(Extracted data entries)
**********

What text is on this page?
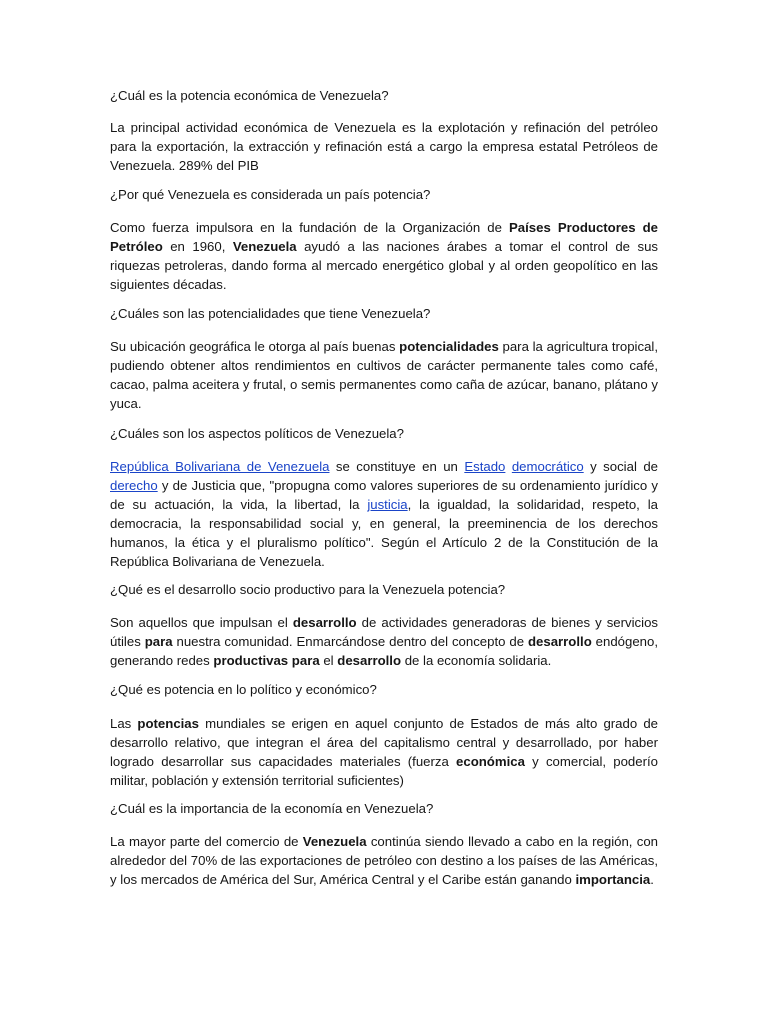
¿Cuál es la potencia económica de Venezuela?

La principal actividad económica de Venezuela es la explotación y refinación del petróleo para la exportación, la extracción y refinación está a cargo la empresa estatal Petróleos de Venezuela. 289% del PIB

¿Por qué Venezuela es considerada un país potencia?

Como fuerza impulsora en la fundación de la Organización de Países Productores de Petróleo en 1960, Venezuela ayudó a las naciones árabes a tomar el control de sus riquezas petroleras, dando forma al mercado energético global y al orden geopolítico en las siguientes décadas.

¿Cuáles son las potencialidades que tiene Venezuela?

Su ubicación geográfica le otorga al país buenas potencialidades para la agricultura tropical, pudiendo obtener altos rendimientos en cultivos de carácter permanente tales como café, cacao, palma aceitera y frutal, o semis permanentes como caña de azúcar, banano, plátano y yuca.

¿Cuáles son los aspectos políticos de Venezuela?

República Bolivariana de Venezuela se constituye en un Estado democrático y social de derecho y de Justicia que, "propugna como valores superiores de su ordenamiento jurídico y de su actuación, la vida, la libertad, la justicia, la igualdad, la solidaridad, respeto, la democracia, la responsabilidad social y, en general, la preeminencia de los derechos humanos, la ética y el pluralismo político". Según el Artículo 2 de la Constitución de la República Bolivariana de Venezuela.

¿Qué es el desarrollo socio productivo para la Venezuela potencia?

Son aquellos que impulsan el desarrollo de actividades generadoras de bienes y servicios útiles para nuestra comunidad. Enmarcándose dentro del concepto de desarrollo endógeno, generando redes productivas para el desarrollo de la economía solidaria.

¿Qué es potencia en lo político y económico?

Las potencias mundiales se erigen en aquel conjunto de Estados de más alto grado de desarrollo relativo, que integran el área del capitalismo central y desarrollado, por haber logrado desarrollar sus capacidades materiales (fuerza económica y comercial, poderío militar, población y extensión territorial suficientes)

¿Cuál es la importancia de la economía en Venezuela?

La mayor parte del comercio de Venezuela continúa siendo llevado a cabo en la región, con alrededor del 70% de las exportaciones de petróleo con destino a los países de las Américas, y los mercados de América del Sur, América Central y el Caribe están ganando importancia.
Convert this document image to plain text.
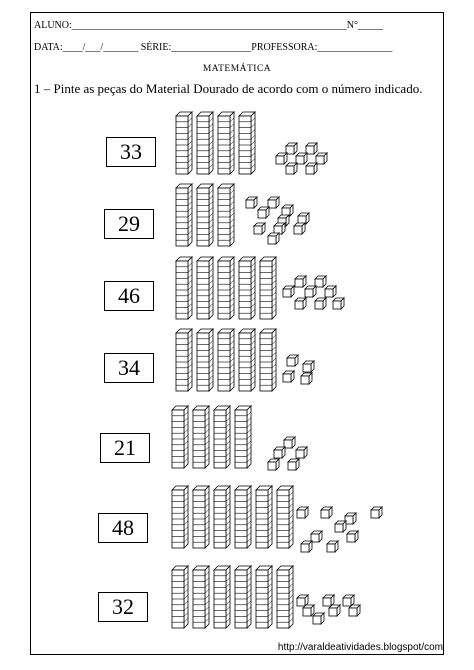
ALUNO:_______________________________________________________N°_____
DATA:____/___/_______ SÉRIE:________________PROFESSORA:_______________
MATEMÁTICA
1 – Pinte as peças do Material Dourado de acordo com o número indicado.
33
29
46
34
21
48
32
http://varaldeatividades.blogspot/com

**********

**OBJECTIVE**
Look through the records and gather every line containing "para".

**EXERCISE RESULT**
La principal actividad económica de Venezuela es la explotación y refinación del petróleo para la exportación, la extracción y refinación está a cargo la empresa estatal Petróleos de Venezuela. 289% del PIB
Su ubicación geográfica le otorga al país buenas potencialidades para la agricultura tropical, pudiendo obtener altos rendimientos en cultivos de carácter permanente tales como café, cacao, palma aceitera y frutal, o semis permanentes como caña de azúcar, banano, plátano y yuca.
¿Qué es el desarrollo socio productivo para la Venezuela potencia?
Son aquellos que impulsan el desarrollo de actividades generadoras de bienes y servicios útiles para nuestra comunidad. Enmarcándose dentro del concepto de desarrollo endógeno, generando redes productivas para el desarrollo de la economía solidaria.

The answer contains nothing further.